**Do this:** Within the records that follow, find every line containing the string "body". Copy those lines.
== Entries ==
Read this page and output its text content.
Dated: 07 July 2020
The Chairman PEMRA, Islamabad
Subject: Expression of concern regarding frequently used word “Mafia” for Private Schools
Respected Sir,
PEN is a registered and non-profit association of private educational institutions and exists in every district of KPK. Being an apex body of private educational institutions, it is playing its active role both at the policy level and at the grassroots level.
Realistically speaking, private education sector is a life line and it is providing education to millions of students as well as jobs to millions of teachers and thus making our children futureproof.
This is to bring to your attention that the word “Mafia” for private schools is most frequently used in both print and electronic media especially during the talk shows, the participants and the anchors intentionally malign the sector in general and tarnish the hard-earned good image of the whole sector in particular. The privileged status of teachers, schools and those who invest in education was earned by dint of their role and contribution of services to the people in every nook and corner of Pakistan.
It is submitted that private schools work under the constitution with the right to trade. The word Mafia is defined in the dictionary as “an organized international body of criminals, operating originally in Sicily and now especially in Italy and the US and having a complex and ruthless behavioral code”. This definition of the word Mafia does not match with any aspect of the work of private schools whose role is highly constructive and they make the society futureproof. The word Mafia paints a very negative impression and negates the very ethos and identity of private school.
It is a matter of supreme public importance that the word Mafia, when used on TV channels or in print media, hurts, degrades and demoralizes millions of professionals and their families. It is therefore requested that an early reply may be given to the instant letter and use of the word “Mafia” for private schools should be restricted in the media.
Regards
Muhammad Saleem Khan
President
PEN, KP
===
== Entries ==
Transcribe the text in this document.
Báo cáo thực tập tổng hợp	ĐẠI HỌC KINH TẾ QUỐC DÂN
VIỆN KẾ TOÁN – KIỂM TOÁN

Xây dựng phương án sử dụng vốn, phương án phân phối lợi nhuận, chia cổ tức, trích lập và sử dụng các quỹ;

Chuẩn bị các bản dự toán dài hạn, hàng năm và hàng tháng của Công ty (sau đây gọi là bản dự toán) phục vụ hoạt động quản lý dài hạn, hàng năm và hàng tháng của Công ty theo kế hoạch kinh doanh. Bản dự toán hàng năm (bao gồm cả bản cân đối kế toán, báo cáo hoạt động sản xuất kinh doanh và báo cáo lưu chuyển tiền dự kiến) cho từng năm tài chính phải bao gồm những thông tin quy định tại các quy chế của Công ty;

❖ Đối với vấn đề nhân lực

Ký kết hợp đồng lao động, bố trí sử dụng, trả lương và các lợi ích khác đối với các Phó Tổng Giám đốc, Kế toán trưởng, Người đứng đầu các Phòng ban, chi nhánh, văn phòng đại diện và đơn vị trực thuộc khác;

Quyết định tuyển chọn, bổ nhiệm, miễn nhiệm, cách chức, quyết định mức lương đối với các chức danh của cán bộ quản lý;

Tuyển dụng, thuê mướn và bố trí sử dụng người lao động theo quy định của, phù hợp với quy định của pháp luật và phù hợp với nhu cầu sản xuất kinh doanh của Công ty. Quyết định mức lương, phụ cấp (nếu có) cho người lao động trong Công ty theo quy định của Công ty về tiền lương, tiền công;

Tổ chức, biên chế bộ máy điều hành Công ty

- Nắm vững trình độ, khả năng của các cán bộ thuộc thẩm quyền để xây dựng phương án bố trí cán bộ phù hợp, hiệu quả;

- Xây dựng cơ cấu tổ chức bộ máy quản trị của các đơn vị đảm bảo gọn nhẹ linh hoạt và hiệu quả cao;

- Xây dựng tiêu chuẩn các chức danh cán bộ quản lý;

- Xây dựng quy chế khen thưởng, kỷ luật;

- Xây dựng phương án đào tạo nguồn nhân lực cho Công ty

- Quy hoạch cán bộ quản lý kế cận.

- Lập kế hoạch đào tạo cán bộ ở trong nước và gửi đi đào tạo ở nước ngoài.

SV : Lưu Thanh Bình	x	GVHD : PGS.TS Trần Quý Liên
===
**Full response:**
PEN is a registered and non-profit association of private educational institutions and exists in every district of KPK. Being an apex body of private educational institutions, it is playing its active role both at the policy level and at the grassroots level.
It is submitted that private schools work under the constitution with the right to trade. The word Mafia is defined in the dictionary as “an organized international body of criminals, operating originally in Sicily and now especially in Italy and the US and having a complex and ruthless behavioral code”. This definition of the word Mafia does not match with any aspect of the work of private schools whose role is highly constructive and they make the society futureproof. The word Mafia paints a very negative impression and negates the very ethos and identity of private school.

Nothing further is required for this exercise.